[start Selected text]
But that’s not quite how the “German fellow”, a Buddhist called Michael Kreitmeir, sees it. He told The Global Mail his ‘Meth Sevena’ retreat outside Galle, set up in 2007 as part of his interfaith charity, Little Smile, had recently become embroiled in an ownership dispute. He said he had approached the Buddhist Cultural Centre in Colombo for co-operation, but was “most surprised” to discover it had “some connection” with the BBS, and that Gotabaya Rajapaksa then showed up to open his project. “Meth Sevana is not and will never be a centre of Bodu Bala Sena,” Kreitmeir says.
Earlier this year, when Milinda Moragoda, an erstwhile presidential advisor and leading figure in Colombo’s civil society lobby, brokered a cross-religious community deal over cattle slaughter and the halal certification of food products, Buddhist and Muslim leaders linked hands in a public display of unity.
[end Selected text]
[start Information shown]
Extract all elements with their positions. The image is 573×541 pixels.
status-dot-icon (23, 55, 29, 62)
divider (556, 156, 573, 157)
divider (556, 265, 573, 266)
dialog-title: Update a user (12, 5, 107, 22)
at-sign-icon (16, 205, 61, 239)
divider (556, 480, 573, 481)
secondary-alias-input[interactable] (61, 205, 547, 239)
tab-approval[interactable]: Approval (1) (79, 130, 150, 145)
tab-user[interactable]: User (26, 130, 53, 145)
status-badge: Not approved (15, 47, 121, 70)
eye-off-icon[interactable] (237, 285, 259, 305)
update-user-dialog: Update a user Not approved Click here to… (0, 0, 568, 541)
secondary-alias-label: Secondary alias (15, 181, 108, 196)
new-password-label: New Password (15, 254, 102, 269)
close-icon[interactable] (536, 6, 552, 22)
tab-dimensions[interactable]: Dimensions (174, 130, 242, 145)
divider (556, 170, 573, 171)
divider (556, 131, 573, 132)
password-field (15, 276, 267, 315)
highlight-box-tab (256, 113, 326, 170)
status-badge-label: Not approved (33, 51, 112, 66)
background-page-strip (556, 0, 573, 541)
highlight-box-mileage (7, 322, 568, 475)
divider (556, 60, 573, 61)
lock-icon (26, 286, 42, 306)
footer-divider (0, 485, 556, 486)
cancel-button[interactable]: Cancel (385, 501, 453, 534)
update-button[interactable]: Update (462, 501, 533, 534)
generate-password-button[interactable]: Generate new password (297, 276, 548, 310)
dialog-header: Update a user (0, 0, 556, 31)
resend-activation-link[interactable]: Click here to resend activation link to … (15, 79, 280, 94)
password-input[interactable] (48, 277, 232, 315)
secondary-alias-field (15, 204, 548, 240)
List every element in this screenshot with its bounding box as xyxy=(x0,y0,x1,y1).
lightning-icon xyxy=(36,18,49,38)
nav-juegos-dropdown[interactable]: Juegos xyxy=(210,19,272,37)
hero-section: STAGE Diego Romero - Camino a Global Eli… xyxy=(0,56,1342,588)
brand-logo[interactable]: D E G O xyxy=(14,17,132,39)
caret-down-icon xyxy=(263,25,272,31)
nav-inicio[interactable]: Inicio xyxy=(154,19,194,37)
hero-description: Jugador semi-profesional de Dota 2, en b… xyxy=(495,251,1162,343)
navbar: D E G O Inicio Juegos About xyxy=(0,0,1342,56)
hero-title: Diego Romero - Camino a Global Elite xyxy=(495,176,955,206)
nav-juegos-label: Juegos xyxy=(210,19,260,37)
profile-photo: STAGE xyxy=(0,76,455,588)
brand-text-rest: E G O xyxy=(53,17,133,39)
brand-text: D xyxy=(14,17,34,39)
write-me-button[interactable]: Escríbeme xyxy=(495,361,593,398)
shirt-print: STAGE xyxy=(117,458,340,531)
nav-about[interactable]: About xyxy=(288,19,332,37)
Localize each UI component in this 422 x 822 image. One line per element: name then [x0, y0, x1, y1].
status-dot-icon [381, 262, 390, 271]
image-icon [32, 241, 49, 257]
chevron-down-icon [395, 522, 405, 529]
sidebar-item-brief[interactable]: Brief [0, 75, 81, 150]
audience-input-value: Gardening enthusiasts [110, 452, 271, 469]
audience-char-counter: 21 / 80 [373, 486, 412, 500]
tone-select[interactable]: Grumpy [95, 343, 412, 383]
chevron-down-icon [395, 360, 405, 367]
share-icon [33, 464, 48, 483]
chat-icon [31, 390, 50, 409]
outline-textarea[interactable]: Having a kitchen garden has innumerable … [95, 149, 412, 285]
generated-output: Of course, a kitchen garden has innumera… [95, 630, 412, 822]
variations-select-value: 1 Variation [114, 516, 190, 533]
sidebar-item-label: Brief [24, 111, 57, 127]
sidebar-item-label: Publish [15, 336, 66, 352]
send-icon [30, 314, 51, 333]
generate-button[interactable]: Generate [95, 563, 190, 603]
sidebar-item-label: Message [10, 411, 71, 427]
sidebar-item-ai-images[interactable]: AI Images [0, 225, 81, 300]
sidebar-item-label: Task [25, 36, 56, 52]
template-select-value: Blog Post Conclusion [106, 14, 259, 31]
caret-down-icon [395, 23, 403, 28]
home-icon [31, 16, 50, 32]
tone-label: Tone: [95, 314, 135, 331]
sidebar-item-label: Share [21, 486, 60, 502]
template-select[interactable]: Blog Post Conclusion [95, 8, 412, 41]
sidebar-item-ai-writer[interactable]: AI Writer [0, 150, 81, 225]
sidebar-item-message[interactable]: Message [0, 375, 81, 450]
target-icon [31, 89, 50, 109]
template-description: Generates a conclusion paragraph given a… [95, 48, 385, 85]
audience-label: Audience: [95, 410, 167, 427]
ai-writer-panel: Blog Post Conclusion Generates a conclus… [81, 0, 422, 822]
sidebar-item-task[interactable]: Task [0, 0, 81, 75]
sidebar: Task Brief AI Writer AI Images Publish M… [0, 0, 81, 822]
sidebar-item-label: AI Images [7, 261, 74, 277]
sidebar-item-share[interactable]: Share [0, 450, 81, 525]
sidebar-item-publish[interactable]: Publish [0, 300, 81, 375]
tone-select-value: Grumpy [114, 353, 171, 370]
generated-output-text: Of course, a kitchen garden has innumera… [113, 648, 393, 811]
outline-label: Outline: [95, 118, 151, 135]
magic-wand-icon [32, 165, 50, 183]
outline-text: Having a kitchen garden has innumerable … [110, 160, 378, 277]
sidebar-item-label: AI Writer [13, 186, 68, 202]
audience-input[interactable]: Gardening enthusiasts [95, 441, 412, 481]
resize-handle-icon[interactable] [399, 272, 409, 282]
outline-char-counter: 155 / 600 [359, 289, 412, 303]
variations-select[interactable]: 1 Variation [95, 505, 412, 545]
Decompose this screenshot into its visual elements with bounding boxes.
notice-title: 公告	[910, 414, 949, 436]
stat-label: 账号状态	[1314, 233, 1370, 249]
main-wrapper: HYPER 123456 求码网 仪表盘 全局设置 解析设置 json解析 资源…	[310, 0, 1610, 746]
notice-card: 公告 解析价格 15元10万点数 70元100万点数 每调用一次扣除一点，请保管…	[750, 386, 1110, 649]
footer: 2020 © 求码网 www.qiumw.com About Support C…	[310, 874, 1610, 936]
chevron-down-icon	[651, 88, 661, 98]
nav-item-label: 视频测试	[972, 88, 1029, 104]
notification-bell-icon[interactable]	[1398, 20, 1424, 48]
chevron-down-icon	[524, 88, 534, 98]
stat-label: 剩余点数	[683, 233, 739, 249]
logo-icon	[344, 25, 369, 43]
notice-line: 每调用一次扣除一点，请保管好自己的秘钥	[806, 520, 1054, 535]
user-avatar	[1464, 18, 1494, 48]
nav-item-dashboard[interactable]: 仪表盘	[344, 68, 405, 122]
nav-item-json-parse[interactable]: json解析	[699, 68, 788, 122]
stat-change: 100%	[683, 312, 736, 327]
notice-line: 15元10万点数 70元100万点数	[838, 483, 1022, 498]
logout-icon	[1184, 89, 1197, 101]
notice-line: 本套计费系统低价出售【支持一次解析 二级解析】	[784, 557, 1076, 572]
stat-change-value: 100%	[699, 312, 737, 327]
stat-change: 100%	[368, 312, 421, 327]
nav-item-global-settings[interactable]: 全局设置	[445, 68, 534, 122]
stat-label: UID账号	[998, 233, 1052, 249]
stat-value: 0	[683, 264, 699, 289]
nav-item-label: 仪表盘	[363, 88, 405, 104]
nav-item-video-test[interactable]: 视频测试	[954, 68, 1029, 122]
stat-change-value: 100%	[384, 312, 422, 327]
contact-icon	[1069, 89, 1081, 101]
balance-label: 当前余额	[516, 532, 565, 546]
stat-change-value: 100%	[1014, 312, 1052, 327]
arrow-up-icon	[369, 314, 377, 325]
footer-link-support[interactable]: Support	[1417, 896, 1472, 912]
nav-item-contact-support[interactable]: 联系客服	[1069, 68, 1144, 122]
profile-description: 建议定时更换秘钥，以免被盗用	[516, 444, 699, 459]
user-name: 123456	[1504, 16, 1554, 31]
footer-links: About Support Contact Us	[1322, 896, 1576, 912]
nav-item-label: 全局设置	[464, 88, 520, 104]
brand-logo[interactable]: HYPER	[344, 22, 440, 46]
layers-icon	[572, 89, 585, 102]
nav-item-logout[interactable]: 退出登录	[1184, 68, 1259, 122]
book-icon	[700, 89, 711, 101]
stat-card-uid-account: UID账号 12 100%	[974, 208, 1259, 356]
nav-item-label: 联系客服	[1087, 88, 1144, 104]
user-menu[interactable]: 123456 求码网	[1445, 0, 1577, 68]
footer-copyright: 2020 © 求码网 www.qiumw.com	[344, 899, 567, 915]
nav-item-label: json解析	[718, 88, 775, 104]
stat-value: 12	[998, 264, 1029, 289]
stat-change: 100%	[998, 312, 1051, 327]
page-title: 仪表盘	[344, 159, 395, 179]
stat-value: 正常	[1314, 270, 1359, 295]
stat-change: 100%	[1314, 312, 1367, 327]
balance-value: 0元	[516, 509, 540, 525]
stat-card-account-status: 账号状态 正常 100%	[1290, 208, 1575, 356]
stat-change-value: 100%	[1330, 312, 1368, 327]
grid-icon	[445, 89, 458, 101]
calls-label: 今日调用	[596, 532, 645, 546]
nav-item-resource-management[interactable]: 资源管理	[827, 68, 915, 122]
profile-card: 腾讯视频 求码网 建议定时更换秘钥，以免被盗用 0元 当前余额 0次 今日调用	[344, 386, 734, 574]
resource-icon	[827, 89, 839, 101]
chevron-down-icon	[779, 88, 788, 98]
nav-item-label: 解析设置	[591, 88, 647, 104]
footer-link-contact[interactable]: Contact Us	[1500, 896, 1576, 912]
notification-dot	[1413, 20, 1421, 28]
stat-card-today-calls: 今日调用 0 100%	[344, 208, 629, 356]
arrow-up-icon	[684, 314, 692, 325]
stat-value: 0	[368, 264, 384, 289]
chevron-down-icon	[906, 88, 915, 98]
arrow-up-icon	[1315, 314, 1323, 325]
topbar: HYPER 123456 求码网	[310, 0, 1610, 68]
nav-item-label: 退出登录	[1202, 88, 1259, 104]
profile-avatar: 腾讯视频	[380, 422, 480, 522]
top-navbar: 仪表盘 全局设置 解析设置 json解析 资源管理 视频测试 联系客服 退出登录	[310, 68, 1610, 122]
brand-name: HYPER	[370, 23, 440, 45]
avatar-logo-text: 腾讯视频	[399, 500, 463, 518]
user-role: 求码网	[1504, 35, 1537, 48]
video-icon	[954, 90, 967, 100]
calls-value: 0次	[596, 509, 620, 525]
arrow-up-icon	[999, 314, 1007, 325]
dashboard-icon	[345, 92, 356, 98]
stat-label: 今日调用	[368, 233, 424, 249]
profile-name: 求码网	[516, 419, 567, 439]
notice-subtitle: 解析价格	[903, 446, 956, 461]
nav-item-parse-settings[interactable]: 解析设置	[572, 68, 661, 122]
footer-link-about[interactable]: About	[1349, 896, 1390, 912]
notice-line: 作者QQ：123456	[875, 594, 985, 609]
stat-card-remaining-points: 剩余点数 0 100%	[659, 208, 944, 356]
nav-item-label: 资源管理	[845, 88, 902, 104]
[end Information shown]
▶ **Aim**:
For each statement, say whether the text about the Meth Sevena retreat supports it. Answer yes or no and quote the deciding words. (a) Kreitmeir's retreat was set up in 2007. (b) Kreitmeir approached the BBS directly for co-operation. (c) Milinda Moragoda brokered a deal over cattle slaughter and halal certification.

▶ **Written solution**:
(a) Yes: "set up in 2007 as part of his interfaith charity, Little Smile"
(b) No: "he had approached the Buddhist Cultural Centre in Colombo for co-operation"
(c) Yes: "brokered a cross-religious community deal over cattle slaughter and the halal certification of food products"